→ **What is required**
Look through the data below. Pick out the lines holding the string "disease".

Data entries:

----

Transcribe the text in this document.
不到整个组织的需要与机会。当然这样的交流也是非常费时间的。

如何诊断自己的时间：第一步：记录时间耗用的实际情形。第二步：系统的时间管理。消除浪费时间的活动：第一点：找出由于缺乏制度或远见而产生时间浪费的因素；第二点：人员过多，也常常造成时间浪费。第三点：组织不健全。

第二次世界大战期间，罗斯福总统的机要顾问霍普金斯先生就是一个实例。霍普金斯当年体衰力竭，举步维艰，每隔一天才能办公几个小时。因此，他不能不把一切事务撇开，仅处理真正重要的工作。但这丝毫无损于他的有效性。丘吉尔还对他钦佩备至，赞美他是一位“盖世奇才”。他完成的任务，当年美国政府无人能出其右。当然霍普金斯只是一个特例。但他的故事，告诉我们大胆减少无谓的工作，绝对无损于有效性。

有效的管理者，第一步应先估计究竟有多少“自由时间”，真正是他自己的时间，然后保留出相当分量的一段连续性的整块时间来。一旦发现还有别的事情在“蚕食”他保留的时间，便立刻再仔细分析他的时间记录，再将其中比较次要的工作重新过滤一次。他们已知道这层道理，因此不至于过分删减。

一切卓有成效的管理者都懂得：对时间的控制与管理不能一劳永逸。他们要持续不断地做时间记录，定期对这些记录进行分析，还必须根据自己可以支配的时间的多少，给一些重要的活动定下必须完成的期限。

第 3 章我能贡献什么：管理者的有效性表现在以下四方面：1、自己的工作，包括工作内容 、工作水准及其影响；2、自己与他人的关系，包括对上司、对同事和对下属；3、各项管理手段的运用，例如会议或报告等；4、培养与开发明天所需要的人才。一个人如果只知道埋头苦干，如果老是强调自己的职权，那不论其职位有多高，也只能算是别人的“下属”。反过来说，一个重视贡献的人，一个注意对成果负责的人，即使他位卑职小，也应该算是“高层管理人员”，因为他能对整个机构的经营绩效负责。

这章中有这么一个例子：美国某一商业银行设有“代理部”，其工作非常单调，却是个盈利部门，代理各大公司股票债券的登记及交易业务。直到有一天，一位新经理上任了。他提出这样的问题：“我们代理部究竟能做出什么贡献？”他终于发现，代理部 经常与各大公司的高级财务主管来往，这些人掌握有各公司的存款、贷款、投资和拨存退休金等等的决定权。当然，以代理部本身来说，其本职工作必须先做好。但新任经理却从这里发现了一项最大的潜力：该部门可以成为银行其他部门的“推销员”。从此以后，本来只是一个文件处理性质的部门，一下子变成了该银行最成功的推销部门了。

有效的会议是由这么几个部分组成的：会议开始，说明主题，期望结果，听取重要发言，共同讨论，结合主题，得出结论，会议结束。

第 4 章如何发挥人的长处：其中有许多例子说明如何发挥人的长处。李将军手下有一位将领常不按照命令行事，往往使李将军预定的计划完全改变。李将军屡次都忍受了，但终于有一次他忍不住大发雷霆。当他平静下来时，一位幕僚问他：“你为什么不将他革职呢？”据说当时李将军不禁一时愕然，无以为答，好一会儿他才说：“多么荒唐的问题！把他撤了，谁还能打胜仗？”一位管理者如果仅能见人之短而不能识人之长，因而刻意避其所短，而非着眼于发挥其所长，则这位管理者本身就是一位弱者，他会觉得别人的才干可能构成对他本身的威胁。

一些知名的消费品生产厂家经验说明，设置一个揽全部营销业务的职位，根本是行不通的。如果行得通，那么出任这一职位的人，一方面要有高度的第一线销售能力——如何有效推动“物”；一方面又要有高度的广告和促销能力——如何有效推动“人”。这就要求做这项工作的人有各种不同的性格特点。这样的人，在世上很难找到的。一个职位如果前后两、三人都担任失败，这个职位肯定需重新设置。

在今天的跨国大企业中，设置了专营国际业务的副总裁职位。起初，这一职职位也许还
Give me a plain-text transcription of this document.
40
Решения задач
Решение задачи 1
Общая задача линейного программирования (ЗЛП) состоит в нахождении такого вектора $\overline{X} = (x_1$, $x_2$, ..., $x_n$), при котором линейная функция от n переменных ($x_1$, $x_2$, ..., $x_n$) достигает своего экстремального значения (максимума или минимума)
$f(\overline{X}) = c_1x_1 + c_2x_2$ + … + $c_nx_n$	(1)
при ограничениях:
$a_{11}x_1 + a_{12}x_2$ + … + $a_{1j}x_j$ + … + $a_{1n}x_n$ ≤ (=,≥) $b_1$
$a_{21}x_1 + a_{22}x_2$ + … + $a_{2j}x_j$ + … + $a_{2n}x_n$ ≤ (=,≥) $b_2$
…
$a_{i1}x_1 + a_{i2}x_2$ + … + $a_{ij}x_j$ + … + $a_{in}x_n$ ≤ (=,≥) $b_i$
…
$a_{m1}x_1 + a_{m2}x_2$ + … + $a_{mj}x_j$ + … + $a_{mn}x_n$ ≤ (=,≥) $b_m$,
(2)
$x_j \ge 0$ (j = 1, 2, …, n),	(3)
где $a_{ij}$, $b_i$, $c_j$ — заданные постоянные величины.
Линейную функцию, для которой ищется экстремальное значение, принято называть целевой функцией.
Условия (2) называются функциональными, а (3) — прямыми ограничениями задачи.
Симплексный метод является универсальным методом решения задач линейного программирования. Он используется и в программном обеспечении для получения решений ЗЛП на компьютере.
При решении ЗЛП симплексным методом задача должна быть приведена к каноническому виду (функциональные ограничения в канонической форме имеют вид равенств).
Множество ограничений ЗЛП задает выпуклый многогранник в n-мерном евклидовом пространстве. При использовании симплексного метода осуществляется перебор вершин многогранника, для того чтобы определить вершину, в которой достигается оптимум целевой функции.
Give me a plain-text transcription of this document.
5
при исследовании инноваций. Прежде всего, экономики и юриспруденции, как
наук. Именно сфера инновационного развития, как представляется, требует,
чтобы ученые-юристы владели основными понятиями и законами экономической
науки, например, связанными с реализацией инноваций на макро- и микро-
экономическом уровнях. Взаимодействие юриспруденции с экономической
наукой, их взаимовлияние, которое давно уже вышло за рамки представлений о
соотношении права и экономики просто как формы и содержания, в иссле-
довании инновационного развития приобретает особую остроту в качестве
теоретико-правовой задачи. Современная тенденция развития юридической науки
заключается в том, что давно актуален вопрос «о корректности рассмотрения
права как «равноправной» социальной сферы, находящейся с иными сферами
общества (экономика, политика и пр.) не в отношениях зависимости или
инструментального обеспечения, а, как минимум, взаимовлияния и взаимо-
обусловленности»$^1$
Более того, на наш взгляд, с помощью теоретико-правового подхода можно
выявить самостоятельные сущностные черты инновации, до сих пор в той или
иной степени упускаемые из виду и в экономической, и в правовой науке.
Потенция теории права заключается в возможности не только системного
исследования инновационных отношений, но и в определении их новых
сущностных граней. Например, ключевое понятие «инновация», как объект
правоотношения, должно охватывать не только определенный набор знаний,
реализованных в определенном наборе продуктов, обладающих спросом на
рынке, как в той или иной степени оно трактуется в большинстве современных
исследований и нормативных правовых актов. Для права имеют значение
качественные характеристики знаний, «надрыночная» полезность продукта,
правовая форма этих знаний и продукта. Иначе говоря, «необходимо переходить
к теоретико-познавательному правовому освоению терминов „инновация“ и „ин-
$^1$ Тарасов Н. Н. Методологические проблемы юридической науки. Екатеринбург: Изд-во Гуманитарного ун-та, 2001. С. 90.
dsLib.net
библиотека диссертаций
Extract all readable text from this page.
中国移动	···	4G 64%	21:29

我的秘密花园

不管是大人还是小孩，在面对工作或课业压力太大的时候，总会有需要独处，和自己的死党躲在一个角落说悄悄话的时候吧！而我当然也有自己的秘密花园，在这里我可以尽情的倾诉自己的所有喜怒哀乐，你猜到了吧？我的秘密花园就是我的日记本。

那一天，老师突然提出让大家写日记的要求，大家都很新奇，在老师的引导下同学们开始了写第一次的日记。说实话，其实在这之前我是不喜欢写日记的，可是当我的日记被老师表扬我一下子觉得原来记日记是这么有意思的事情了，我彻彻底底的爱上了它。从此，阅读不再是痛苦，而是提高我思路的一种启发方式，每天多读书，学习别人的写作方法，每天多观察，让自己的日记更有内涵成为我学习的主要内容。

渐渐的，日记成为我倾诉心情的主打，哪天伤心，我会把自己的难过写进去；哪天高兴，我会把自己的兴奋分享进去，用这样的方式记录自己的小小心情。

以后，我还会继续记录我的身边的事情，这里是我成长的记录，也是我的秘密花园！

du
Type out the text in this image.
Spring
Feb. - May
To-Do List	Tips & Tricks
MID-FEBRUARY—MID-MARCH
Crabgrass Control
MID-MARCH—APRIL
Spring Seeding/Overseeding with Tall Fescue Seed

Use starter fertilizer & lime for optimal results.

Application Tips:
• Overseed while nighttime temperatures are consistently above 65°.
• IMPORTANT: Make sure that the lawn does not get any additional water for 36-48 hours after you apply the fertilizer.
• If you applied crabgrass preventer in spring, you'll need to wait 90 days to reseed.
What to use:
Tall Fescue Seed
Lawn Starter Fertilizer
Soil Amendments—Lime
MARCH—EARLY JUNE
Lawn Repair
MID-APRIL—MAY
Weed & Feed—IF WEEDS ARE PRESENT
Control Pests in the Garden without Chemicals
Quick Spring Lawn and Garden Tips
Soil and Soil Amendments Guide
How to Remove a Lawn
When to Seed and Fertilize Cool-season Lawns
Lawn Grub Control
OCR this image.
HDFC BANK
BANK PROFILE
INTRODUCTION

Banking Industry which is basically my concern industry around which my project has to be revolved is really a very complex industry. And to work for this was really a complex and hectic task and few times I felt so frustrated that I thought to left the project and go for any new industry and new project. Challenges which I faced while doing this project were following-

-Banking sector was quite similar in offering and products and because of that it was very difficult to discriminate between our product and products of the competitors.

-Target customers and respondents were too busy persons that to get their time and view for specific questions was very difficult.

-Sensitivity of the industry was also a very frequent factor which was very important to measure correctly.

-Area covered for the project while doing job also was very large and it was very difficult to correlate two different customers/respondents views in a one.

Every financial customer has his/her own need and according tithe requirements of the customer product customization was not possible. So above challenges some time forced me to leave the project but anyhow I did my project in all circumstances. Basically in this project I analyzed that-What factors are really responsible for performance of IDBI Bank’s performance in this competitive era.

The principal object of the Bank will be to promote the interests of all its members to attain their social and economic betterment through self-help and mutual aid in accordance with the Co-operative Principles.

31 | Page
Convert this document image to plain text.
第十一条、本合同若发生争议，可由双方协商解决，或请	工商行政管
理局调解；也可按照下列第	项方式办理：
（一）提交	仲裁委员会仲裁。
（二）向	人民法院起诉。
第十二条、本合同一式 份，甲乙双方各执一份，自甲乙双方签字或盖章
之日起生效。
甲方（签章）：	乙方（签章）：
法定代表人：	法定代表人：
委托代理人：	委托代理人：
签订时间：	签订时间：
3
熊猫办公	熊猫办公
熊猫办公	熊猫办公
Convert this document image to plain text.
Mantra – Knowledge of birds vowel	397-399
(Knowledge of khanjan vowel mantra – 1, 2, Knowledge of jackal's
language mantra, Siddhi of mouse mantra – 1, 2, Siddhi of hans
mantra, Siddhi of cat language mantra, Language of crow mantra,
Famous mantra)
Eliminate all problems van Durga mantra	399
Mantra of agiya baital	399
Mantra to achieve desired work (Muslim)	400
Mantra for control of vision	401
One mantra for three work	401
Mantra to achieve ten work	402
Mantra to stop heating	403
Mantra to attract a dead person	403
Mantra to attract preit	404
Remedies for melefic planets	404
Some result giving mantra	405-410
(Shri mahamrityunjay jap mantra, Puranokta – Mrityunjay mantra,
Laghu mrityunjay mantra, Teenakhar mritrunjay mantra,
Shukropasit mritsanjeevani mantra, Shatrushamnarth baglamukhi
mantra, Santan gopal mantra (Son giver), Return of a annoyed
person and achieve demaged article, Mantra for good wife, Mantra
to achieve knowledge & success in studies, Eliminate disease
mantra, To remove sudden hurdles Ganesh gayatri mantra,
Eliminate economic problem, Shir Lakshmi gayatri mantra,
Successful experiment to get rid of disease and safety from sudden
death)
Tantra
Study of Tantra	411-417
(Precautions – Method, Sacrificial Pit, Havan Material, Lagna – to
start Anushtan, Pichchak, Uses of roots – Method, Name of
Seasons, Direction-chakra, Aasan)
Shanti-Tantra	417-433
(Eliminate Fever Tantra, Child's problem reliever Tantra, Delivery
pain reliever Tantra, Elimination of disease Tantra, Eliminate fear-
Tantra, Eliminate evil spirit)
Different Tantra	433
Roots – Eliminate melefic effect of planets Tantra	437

----

→ **Expected answer**
to achieve knowledge & success in studies, Eliminate disease
Successful experiment to get rid of disease and safety from sudden
pain reliever Tantra, Elimination of disease Tantra, Eliminate fear-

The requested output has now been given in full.